**Your instructions**
Select and reproduce each line of the listing below that bears the string "color".

**Provided records**
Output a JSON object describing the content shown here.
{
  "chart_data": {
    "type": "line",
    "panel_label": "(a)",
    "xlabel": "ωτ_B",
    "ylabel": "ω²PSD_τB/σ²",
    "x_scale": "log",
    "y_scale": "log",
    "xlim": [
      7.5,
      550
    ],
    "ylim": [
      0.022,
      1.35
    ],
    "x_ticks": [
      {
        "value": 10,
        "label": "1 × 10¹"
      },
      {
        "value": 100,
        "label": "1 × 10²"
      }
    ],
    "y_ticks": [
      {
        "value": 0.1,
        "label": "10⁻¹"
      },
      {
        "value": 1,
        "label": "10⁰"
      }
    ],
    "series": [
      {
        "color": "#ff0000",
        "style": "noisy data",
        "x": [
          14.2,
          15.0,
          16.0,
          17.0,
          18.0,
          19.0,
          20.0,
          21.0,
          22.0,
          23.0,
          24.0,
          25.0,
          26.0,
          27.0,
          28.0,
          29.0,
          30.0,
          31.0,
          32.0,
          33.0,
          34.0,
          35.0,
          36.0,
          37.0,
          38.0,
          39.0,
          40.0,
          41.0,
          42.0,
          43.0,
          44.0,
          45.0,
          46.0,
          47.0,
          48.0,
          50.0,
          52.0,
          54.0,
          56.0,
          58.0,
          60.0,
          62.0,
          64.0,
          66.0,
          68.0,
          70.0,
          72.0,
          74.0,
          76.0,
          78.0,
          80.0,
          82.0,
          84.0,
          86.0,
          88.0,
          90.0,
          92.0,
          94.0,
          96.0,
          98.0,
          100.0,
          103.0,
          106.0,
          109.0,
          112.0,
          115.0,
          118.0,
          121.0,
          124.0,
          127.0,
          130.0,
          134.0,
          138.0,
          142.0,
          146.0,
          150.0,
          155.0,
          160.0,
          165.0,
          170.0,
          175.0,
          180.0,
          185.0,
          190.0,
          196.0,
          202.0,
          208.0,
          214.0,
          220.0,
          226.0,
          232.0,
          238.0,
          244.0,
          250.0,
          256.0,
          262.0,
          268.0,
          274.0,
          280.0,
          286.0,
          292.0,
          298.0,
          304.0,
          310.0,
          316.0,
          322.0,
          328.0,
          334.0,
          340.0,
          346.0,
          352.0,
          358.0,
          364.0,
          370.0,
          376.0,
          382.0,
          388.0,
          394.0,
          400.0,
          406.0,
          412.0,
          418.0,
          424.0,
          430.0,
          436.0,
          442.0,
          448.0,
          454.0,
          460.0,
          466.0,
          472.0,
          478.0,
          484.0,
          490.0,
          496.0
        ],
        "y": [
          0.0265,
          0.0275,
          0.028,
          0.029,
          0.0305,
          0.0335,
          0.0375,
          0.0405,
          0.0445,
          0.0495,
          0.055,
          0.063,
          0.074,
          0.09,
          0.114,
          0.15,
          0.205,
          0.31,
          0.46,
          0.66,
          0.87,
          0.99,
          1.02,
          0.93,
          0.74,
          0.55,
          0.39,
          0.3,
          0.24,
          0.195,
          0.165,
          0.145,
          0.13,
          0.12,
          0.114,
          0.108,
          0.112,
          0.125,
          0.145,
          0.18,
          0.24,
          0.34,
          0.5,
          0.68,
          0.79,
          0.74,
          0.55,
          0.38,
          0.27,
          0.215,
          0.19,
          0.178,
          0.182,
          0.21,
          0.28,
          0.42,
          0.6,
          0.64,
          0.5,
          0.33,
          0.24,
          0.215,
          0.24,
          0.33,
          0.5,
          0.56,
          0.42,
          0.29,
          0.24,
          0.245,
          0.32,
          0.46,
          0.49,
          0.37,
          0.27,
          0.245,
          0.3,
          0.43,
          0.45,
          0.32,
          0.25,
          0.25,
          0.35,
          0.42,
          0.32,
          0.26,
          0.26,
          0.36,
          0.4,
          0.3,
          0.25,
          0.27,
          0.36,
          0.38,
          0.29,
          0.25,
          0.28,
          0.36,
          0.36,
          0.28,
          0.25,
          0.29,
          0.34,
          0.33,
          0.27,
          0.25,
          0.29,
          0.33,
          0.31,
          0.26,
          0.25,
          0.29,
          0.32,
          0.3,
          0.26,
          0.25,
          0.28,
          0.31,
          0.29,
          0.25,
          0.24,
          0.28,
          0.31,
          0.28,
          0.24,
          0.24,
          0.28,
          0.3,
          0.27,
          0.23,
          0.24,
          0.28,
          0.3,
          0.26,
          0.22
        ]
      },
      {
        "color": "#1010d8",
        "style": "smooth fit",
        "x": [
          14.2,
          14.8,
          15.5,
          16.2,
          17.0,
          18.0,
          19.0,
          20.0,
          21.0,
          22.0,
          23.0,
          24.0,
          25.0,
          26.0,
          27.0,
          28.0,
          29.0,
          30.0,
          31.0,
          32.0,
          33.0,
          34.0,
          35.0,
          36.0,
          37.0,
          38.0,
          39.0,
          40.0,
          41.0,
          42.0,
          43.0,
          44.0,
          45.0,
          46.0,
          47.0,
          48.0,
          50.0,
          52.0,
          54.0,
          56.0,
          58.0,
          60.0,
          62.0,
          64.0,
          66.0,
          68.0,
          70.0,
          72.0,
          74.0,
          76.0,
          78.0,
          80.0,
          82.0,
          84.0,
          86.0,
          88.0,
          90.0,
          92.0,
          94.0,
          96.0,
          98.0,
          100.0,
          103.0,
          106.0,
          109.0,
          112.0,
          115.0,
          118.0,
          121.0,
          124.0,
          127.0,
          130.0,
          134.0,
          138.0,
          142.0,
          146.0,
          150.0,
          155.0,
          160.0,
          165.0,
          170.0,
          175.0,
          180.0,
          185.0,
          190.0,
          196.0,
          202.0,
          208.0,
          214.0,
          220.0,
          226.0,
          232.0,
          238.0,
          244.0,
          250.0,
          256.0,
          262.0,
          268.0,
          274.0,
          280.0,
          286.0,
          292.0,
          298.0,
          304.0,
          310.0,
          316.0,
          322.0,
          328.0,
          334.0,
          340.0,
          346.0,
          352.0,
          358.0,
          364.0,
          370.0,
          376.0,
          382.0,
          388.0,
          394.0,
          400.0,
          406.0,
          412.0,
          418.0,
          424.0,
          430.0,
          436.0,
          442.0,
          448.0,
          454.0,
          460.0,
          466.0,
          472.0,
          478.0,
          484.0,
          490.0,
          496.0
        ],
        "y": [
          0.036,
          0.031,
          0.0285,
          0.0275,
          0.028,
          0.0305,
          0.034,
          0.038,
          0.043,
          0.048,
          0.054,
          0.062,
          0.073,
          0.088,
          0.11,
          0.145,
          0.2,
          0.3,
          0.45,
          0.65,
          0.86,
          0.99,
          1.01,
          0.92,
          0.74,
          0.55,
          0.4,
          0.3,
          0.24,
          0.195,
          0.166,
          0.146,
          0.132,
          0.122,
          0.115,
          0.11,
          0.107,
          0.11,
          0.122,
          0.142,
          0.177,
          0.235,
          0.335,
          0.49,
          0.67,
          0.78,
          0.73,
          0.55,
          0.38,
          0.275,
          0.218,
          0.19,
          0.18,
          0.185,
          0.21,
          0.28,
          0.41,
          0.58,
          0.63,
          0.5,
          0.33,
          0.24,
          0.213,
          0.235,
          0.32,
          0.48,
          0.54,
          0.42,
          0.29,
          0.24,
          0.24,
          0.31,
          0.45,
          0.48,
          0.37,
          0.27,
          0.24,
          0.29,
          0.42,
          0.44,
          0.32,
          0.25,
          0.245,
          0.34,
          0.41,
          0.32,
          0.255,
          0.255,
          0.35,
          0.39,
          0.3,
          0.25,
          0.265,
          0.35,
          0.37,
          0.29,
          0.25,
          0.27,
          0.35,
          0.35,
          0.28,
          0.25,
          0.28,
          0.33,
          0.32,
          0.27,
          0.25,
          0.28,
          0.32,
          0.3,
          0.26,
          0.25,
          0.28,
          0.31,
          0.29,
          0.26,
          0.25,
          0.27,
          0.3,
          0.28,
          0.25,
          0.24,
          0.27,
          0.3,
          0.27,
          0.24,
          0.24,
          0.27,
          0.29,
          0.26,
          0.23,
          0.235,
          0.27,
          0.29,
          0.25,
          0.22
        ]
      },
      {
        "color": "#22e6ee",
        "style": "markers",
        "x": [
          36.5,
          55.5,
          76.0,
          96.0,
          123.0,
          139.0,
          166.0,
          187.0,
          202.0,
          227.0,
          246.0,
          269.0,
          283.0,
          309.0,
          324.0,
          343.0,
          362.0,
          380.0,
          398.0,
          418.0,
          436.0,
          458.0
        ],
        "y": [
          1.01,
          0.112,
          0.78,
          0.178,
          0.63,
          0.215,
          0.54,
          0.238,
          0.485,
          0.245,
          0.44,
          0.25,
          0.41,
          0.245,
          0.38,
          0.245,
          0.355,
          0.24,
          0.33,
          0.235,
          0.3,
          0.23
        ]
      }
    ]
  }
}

**Final result**
        "color": "#ff0000",
        "color": "#1010d8",
        "color": "#22e6ee",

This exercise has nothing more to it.